### [Given task]
Your answer should be one number: the count of lines in these entries that hold the word "Weekly".

══ Dataset excerpts

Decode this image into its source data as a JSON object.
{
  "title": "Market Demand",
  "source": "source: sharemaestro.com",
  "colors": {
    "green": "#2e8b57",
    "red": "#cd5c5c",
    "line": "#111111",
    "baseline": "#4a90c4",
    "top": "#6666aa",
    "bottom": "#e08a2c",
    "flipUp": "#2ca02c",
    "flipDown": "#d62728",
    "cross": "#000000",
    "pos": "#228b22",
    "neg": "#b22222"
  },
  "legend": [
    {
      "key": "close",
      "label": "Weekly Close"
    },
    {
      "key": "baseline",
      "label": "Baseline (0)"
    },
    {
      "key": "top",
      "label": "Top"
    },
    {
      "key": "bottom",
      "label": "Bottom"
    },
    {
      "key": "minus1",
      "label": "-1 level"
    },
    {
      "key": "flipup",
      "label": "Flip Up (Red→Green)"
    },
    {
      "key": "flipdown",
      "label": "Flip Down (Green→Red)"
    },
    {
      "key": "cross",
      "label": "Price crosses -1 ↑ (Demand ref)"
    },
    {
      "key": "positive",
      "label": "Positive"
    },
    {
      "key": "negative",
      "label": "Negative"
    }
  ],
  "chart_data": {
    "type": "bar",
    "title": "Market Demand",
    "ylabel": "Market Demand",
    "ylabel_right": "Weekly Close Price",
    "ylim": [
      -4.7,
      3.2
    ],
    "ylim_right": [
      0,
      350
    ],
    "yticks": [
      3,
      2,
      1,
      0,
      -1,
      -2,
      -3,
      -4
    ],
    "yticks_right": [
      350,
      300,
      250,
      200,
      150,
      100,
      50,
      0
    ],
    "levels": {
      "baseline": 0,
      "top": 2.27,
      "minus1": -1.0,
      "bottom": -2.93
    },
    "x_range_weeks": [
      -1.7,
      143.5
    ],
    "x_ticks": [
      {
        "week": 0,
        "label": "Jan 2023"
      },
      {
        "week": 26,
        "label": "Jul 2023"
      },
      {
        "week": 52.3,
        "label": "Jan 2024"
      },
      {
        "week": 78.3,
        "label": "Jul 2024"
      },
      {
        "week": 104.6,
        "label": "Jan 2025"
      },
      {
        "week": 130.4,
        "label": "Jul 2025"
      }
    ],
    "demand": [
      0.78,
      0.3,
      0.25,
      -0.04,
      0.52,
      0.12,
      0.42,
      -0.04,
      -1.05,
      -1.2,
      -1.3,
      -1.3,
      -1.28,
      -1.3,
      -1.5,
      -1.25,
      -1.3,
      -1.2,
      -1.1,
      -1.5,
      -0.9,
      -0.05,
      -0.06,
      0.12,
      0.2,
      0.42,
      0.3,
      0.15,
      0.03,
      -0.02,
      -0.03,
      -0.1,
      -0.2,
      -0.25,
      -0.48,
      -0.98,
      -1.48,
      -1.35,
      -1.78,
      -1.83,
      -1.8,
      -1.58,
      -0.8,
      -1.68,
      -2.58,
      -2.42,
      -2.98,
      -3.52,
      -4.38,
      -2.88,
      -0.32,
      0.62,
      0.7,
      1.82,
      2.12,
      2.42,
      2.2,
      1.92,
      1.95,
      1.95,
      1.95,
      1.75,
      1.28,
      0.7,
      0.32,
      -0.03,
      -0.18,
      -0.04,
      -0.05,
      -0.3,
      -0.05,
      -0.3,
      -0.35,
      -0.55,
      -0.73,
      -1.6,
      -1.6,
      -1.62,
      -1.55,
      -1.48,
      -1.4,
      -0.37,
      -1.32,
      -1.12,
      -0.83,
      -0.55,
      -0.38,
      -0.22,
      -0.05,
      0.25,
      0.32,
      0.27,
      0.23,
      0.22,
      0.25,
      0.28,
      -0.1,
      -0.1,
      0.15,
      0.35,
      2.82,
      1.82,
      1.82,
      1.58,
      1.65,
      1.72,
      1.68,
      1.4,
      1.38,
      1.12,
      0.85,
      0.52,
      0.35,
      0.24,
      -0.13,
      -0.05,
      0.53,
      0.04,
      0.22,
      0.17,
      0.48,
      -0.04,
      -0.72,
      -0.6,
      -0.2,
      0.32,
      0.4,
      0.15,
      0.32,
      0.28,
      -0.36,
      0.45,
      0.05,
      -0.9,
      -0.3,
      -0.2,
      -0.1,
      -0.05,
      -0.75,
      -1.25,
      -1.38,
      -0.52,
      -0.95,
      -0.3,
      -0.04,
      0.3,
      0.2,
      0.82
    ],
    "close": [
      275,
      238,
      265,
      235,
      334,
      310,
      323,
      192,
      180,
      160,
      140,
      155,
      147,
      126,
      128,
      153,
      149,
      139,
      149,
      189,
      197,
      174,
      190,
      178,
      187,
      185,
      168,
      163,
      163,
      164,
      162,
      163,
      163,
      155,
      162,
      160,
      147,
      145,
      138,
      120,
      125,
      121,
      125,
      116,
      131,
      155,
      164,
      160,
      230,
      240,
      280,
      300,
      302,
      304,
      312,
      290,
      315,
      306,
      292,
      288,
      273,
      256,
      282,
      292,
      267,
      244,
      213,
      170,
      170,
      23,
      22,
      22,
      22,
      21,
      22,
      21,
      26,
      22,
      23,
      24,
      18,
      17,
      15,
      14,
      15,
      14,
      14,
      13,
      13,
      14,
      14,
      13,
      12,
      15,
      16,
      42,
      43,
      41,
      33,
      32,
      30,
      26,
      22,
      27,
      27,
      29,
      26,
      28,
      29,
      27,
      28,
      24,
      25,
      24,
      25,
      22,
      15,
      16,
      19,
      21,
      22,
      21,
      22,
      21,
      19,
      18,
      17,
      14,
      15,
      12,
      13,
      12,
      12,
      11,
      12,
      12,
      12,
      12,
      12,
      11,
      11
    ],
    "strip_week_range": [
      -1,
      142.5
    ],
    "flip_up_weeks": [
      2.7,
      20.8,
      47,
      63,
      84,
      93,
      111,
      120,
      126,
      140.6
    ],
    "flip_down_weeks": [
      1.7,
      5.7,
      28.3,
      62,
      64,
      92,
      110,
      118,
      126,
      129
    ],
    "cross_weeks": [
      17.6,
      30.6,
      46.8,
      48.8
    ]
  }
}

════

### [Task solution]
2